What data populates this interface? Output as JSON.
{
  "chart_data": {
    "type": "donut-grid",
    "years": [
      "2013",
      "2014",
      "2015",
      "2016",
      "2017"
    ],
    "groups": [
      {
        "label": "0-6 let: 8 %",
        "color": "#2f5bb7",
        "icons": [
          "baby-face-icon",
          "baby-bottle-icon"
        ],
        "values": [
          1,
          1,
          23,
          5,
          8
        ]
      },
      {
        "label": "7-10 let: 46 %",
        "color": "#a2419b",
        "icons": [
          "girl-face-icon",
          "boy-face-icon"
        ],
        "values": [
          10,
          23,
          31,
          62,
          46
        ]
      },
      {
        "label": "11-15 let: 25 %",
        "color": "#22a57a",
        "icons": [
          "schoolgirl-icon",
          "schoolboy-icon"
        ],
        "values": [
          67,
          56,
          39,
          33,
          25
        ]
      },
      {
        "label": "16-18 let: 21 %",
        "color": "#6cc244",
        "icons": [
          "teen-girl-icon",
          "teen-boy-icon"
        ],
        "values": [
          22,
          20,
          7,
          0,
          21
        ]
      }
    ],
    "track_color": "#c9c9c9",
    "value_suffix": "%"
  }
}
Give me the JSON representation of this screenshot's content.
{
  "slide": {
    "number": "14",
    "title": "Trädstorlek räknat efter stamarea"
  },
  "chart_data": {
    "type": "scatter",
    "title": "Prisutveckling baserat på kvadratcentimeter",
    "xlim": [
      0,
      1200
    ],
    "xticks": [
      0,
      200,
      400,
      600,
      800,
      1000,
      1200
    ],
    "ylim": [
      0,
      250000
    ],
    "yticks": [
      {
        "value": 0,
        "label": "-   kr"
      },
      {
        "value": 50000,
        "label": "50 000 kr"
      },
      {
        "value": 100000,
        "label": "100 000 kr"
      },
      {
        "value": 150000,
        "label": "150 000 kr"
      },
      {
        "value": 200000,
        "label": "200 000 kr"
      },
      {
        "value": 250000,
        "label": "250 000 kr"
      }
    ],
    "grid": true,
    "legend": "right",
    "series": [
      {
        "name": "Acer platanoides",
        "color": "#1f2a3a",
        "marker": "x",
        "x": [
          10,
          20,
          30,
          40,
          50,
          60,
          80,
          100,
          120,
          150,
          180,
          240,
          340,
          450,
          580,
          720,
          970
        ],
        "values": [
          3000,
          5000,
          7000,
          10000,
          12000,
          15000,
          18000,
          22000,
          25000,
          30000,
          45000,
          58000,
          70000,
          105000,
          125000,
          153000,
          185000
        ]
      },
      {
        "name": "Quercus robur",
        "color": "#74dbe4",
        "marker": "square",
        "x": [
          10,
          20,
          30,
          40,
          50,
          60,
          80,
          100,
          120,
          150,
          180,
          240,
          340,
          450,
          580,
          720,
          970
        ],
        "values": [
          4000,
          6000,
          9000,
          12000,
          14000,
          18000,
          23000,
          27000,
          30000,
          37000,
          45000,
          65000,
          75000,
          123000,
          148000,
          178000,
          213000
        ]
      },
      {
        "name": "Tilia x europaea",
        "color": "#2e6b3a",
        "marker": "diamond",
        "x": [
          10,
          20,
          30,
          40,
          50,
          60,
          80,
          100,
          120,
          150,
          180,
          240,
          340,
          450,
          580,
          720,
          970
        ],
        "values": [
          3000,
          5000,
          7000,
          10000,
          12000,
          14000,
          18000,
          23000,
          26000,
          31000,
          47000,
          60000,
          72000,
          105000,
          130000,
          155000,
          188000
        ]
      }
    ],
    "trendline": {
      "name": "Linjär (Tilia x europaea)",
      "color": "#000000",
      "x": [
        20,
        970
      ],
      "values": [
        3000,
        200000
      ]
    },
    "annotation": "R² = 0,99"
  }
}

----------------------------------------

Exercise instructions: Type the whole listing again, unaltered.

Full response:
What data populates this interface? Output as JSON.
{
  "chart_data": {
    "type": "donut-grid",
    "years": [
      "2013",
      "2014",
      "2015",
      "2016",
      "2017"
    ],
    "groups": [
      {
        "label": "0-6 let: 8 %",
        "color": "#2f5bb7",
        "icons": [
          "baby-face-icon",
          "baby-bottle-icon"
        ],
        "values": [
          1,
          1,
          23,
          5,
          8
        ]
      },
      {
        "label": "7-10 let: 46 %",
        "color": "#a2419b",
        "icons": [
          "girl-face-icon",
          "boy-face-icon"
        ],
        "values": [
          10,
          23,
          31,
          62,
          46
        ]
      },
      {
        "label": "11-15 let: 25 %",
        "color": "#22a57a",
        "icons": [
          "schoolgirl-icon",
          "schoolboy-icon"
        ],
        "values": [
          67,
          56,
          39,
          33,
          25
        ]
      },
      {
        "label": "16-18 let: 21 %",
        "color": "#6cc244",
        "icons": [
          "teen-girl-icon",
          "teen-boy-icon"
        ],
        "values": [
          22,
          20,
          7,
          0,
          21
        ]
      }
    ],
    "track_color": "#c9c9c9",
    "value_suffix": "%"
  }
}
Give me the JSON representation of this screenshot's content.
{
  "slide": {
    "number": "14",
    "title": "Trädstorlek räknat efter stamarea"
  },
  "chart_data": {
    "type": "scatter",
    "title": "Prisutveckling baserat på kvadratcentimeter",
    "xlim": [
      0,
      1200
    ],
    "xticks": [
      0,
      200,
      400,
      600,
      800,
      1000,
      1200
    ],
    "ylim": [
      0,
      250000
    ],
    "yticks": [
      {
        "value": 0,
        "label": "-   kr"
      },
      {
        "value": 50000,
        "label": "50 000 kr"
      },
      {
        "value": 100000,
        "label": "100 000 kr"
      },
      {
        "value": 150000,
        "label": "150 000 kr"
      },
      {
        "value": 200000,
        "label": "200 000 kr"
      },
      {
        "value": 250000,
        "label": "250 000 kr"
      }
    ],
    "grid": true,
    "legend": "right",
    "series": [
      {
        "name": "Acer platanoides",
        "color": "#1f2a3a",
        "marker": "x",
        "x": [
          10,
          20,
          30,
          40,
          50,
          60,
          80,
          100,
          120,
          150,
          180,
          240,
          340,
          450,
          580,
          720,
          970
        ],
        "values": [
          3000,
          5000,
          7000,
          10000,
          12000,
          15000,
          18000,
          22000,
          25000,
          30000,
          45000,
          58000,
          70000,
          105000,
          125000,
          153000,
          185000
        ]
      },
      {
        "name": "Quercus robur",
        "color": "#74dbe4",
        "marker": "square",
        "x": [
          10,
          20,
          30,
          40,
          50,
          60,
          80,
          100,
          120,
          150,
          180,
          240,
          340,
          450,
          580,
          720,
          970
        ],
        "values": [
          4000,
          6000,
          9000,
          12000,
          14000,
          18000,
          23000,
          27000,
          30000,
          37000,
          45000,
          65000,
          75000,
          123000,
          148000,
          178000,
          213000
        ]
      },
      {
        "name": "Tilia x europaea",
        "color": "#2e6b3a",
        "marker": "diamond",
        "x": [
          10,
          20,
          30,
          40,
          50,
          60,
          80,
          100,
          120,
          150,
          180,
          240,
          340,
          450,
          580,
          720,
          970
        ],
        "values": [
          3000,
          5000,
          7000,
          10000,
          12000,
          14000,
          18000,
          23000,
          26000,
          31000,
          47000,
          60000,
          72000,
          105000,
          130000,
          155000,
          188000
        ]
      }
    ],
    "trendline": {
      "name": "Linjär (Tilia x europaea)",
      "color": "#000000",
      "x": [
        20,
        970
      ],
      "values": [
        3000,
        200000
      ]
    },
    "annotation": "R² = 0,99"
  }
}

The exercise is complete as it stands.